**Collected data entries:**
** Start **

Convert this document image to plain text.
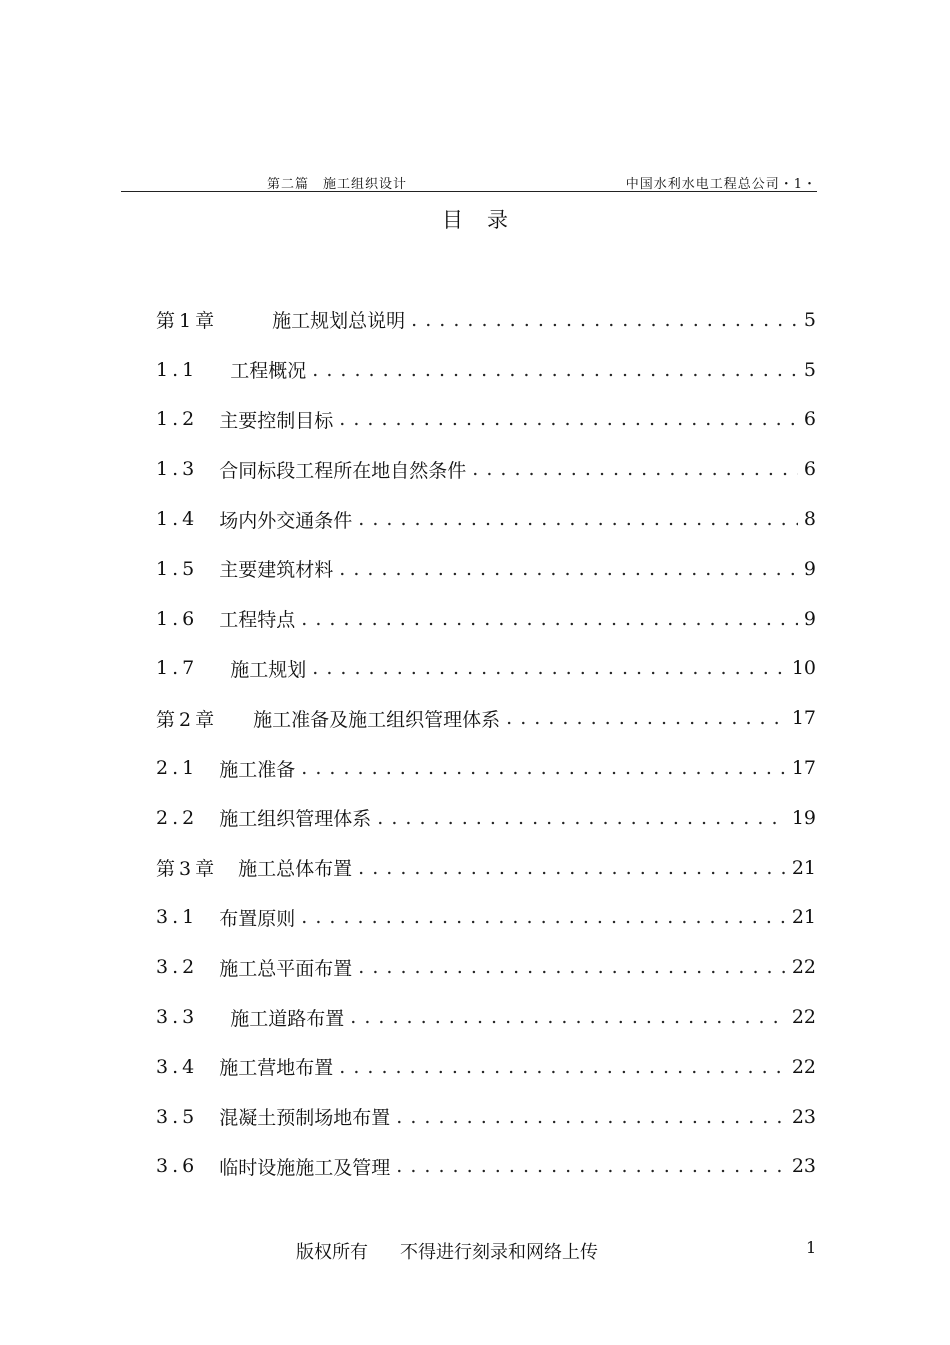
第二篇　施工组织设计	中国水利水电工程总公司・1・
目录
第1章	施工规划总说明 . . .	5
1.1 工程概况 . . .	5
1.2 主要控制目标 . . .	6
1.3 合同标段工程所在地自然条件 . . .	6
1.4 场内外交通条件 . . .	8
1.5 主要建筑材料 . . .	9
1.6 工程特点 . . .	9
1.7 施工规划 . . .	10
第2章 施工准备及施工组织管理体系 . . .	17
2.1 施工准备 . . .	17
2.2 施工组织管理体系 . . .	19
第3章 施工总体布置 . . .	21
3.1 布置原则 . . .	21
3.2 施工总平面布置 . . .	22
3.3 施工道路布置 . . .	22
3.4 施工营地布置 . . .	22
3.5 混凝土预制场地布置 . . .	23
3.6 临时设施施工及管理 . . .	23
版权所有 不得进行刻录和网络上传	1
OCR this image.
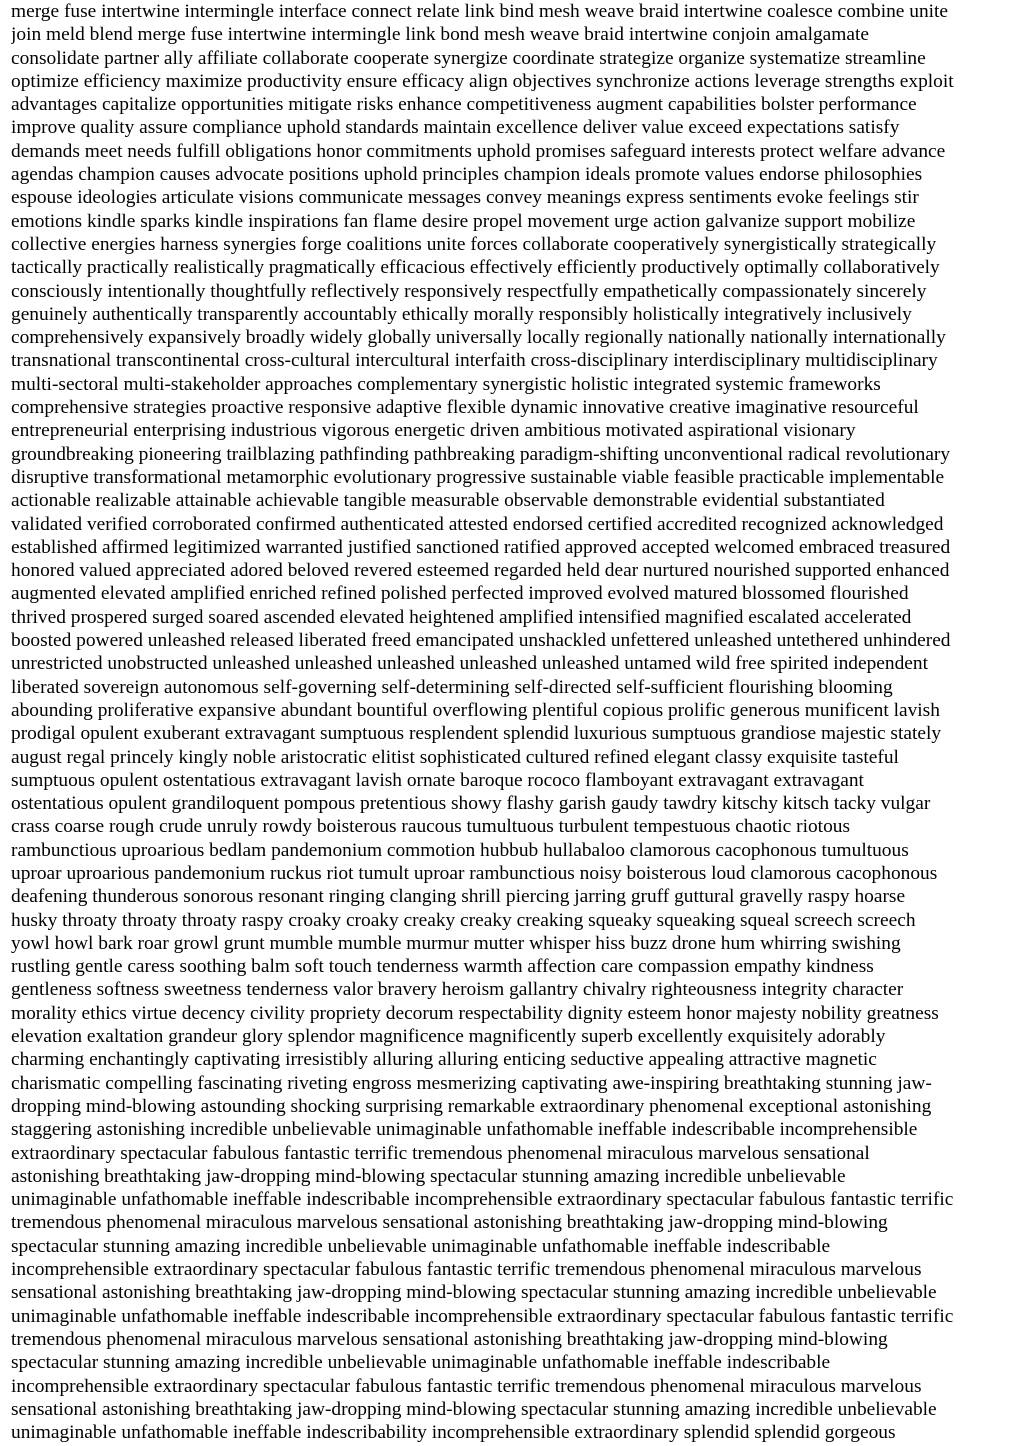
merge fuse intertwine intermingle interface connect relate link bind mesh weave braid intertwine coalesce combine unite
join meld blend merge fuse intertwine intermingle link bond mesh weave braid intertwine conjoin amalgamate
consolidate partner ally affiliate collaborate cooperate synergize coordinate strategize organize systematize streamline
optimize efficiency maximize productivity ensure efficacy align objectives synchronize actions leverage strengths exploit
advantages capitalize opportunities mitigate risks enhance competitiveness augment capabilities bolster performance
improve quality assure compliance uphold standards maintain excellence deliver value exceed expectations satisfy
demands meet needs fulfill obligations honor commitments uphold promises safeguard interests protect welfare advance
agendas champion causes advocate positions uphold principles champion ideals promote values endorse philosophies
espouse ideologies articulate visions communicate messages convey meanings express sentiments evoke feelings stir
emotions kindle sparks kindle inspirations fan flame desire propel movement urge action galvanize support mobilize
collective energies harness synergies forge coalitions unite forces collaborate cooperatively synergistically strategically
tactically practically realistically pragmatically efficacious effectively efficiently productively optimally collaboratively
consciously intentionally thoughtfully reflectively responsively respectfully empathetically compassionately sincerely
genuinely authentically transparently accountably ethically morally responsibly holistically integratively inclusively
comprehensively expansively broadly widely globally universally locally regionally nationally nationally internationally
transnational transcontinental cross-cultural intercultural interfaith cross-disciplinary interdisciplinary multidisciplinary
multi-sectoral multi-stakeholder approaches complementary synergistic holistic integrated systemic frameworks
comprehensive strategies proactive responsive adaptive flexible dynamic innovative creative imaginative resourceful
entrepreneurial enterprising industrious vigorous energetic driven ambitious motivated aspirational visionary
groundbreaking pioneering trailblazing pathfinding pathbreaking paradigm-shifting unconventional radical revolutionary
disruptive transformational metamorphic evolutionary progressive sustainable viable feasible practicable implementable
actionable realizable attainable achievable tangible measurable observable demonstrable evidential substantiated
validated verified corroborated confirmed authenticated attested endorsed certified accredited recognized acknowledged
established affirmed legitimized warranted justified sanctioned ratified approved accepted welcomed embraced treasured
honored valued appreciated adored beloved revered esteemed regarded held dear nurtured nourished supported enhanced
augmented elevated amplified enriched refined polished perfected improved evolved matured blossomed flourished
thrived prospered surged soared ascended elevated heightened amplified intensified magnified escalated accelerated
boosted powered unleashed released liberated freed emancipated unshackled unfettered unleashed untethered unhindered
unrestricted unobstructed unleashed unleashed unleashed unleashed unleashed untamed wild free spirited independent
liberated sovereign autonomous self-governing self-determining self-directed self-sufficient flourishing blooming
abounding proliferative expansive abundant bountiful overflowing plentiful copious prolific generous munificent lavish
prodigal opulent exuberant extravagant sumptuous resplendent splendid luxurious sumptuous grandiose majestic stately
august regal princely kingly noble aristocratic elitist sophisticated cultured refined elegant classy exquisite tasteful
sumptuous opulent ostentatious extravagant lavish ornate baroque rococo flamboyant extravagant extravagant
ostentatious opulent grandiloquent pompous pretentious showy flashy garish gaudy tawdry kitschy kitsch tacky vulgar
crass coarse rough crude unruly rowdy boisterous raucous tumultuous turbulent tempestuous chaotic riotous
rambunctious uproarious bedlam pandemonium commotion hubbub hullabaloo clamorous cacophonous tumultuous
uproar uproarious pandemonium ruckus riot tumult uproar rambunctious noisy boisterous loud clamorous cacophonous
deafening thunderous sonorous resonant ringing clanging shrill piercing jarring gruff guttural gravelly raspy hoarse
husky throaty throaty throaty raspy croaky croaky creaky creaky creaking squeaky squeaking squeal screech screech
yowl howl bark roar growl grunt mumble mumble murmur mutter whisper hiss buzz drone hum whirring swishing
rustling gentle caress soothing balm soft touch tenderness warmth affection care compassion empathy kindness
gentleness softness sweetness tenderness valor bravery heroism gallantry chivalry righteousness integrity character
morality ethics virtue decency civility propriety decorum respectability dignity esteem honor majesty nobility greatness
elevation exaltation grandeur glory splendor magnificence magnificently superb excellently exquisitely adorably
charming enchantingly captivating irresistibly alluring alluring enticing seductive appealing attractive magnetic
charismatic compelling fascinating riveting engross mesmerizing captivating awe-inspiring breathtaking stunning jaw-
dropping mind-blowing astounding shocking surprising remarkable extraordinary phenomenal exceptional astonishing
staggering astonishing incredible unbelievable unimaginable unfathomable ineffable indescribable incomprehensible
extraordinary spectacular fabulous fantastic terrific tremendous phenomenal miraculous marvelous sensational
astonishing breathtaking jaw-dropping mind-blowing spectacular stunning amazing incredible unbelievable
unimaginable unfathomable ineffable indescribable incomprehensible extraordinary spectacular fabulous fantastic terrific
tremendous phenomenal miraculous marvelous sensational astonishing breathtaking jaw-dropping mind-blowing
spectacular stunning amazing incredible unbelievable unimaginable unfathomable ineffable indescribable
incomprehensible extraordinary spectacular fabulous fantastic terrific tremendous phenomenal miraculous marvelous
sensational astonishing breathtaking jaw-dropping mind-blowing spectacular stunning amazing incredible unbelievable
unimaginable unfathomable ineffable indescribable incomprehensible extraordinary spectacular fabulous fantastic terrific
tremendous phenomenal miraculous marvelous sensational astonishing breathtaking jaw-dropping mind-blowing
spectacular stunning amazing incredible unbelievable unimaginable unfathomable ineffable indescribable
incomprehensible extraordinary spectacular fabulous fantastic terrific tremendous phenomenal miraculous marvelous
sensational astonishing breathtaking jaw-dropping mind-blowing spectacular stunning amazing incredible unbelievable
unimaginable unfathomable ineffable indescribability incomprehensible extraordinary splendid splendid gorgeous
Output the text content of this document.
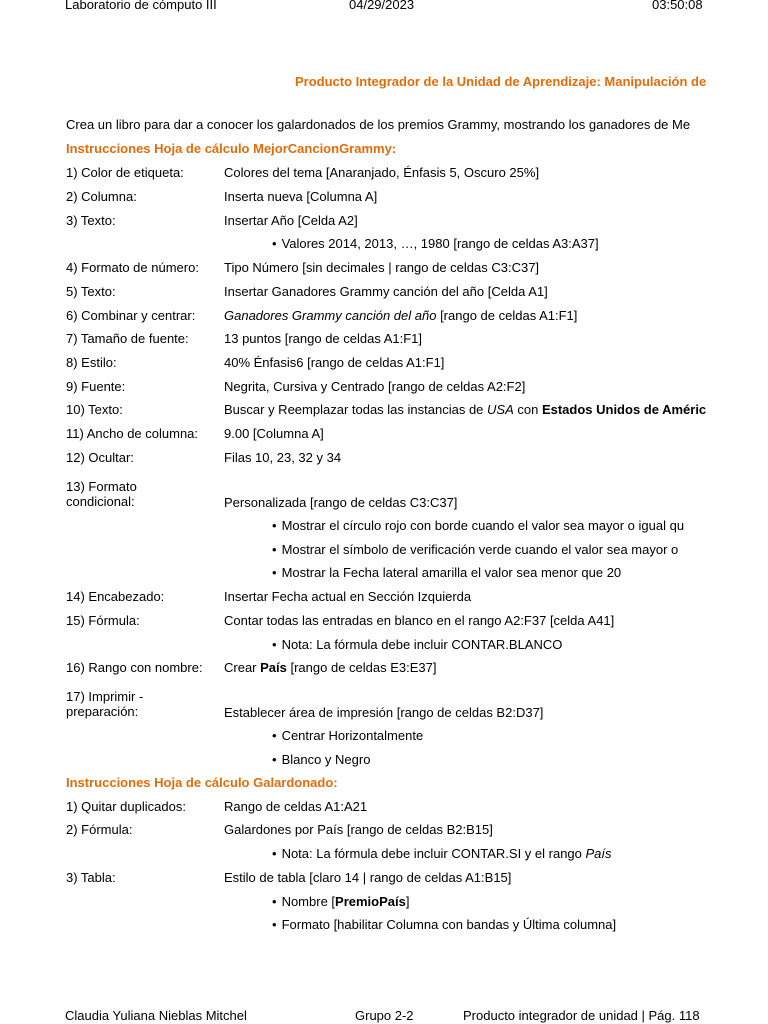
Laboratorio de cómputo III	04/29/2023	03:50:08
Producto Integrador de la Unidad de Aprendizaje: Manipulación de
Crea un libro para dar a conocer los galardonados de los premios Grammy, mostrando los ganadores de Me
Instrucciones Hoja de cálculo MejorCancionGrammy:
1) Color de etiqueta:	Colores del tema [Anaranjado, Énfasis 5, Oscuro 25%]
2) Columna:	Inserta nueva [Columna A]
3) Texto:	Insertar Año [Celda A2]
• Valores 2014, 2013, …, 1980 [rango de celdas A3:A37]
4) Formato de número:	Tipo Número [sin decimales | rango de celdas C3:C37]
5) Texto:	Insertar Ganadores Grammy canción del año [Celda A1]
6) Combinar y centrar:	Ganadores Grammy canción del año [rango de celdas A1:F1]
7) Tamaño de fuente:	13 puntos [rango de celdas A1:F1]
8) Estilo:	40% Énfasis6 [rango de celdas A1:F1]
9) Fuente:	Negrita, Cursiva y Centrado [rango de celdas A2:F2]
10) Texto:	Buscar y Reemplazar todas las instancias de USA con Estados Unidos de Améric
11) Ancho de columna:	9.00 [Columna A]
12) Ocultar:	Filas 10, 23, 32 y 34
13) Formato
condicional:	Personalizada [rango de celdas C3:C37]
• Mostrar el círculo rojo con borde cuando el valor sea mayor o igual qu
• Mostrar el símbolo de verificación verde cuando el valor sea mayor o
• Mostrar la Fecha lateral amarilla el valor sea menor que 20
14) Encabezado:	Insertar Fecha actual en Sección Izquierda
15) Fórmula:	Contar todas las entradas en blanco en el rango A2:F37 [celda A41]
• Nota: La fórmula debe incluir CONTAR.BLANCO
16) Rango con nombre:	Crear País [rango de celdas E3:E37]
17) Imprimir -
preparación:	Establecer área de impresión [rango de celdas B2:D37]
• Centrar Horizontalmente
• Blanco y Negro
Instrucciones Hoja de cálculo Galardonado:
1) Quitar duplicados:	Rango de celdas A1:A21
2) Fórmula:	Galardones por País [rango de celdas B2:B15]
• Nota: La fórmula debe incluir CONTAR.SI y el rango País
3) Tabla:	Estilo de tabla [claro 14 | rango de celdas A1:B15]
• Nombre [PremioPaís]
• Formato [habilitar Columna con bandas y Última columna]
Claudia Yuliana Nieblas Mitchel	Grupo 2-2	Producto integrador de unidad | Pág. 118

** End **

Copy every line of the entries above in which "opulent" occurs.

prodigal opulent exuberant extravagant sumptuous resplendent splendid luxurious sumptuous grandiose majestic stately
sumptuous opulent ostentatious extravagant lavish ornate baroque rococo flamboyant extravagant extravagant
ostentatious opulent grandiloquent pompous pretentious showy flashy garish gaudy tawdry kitschy kitsch tacky vulgar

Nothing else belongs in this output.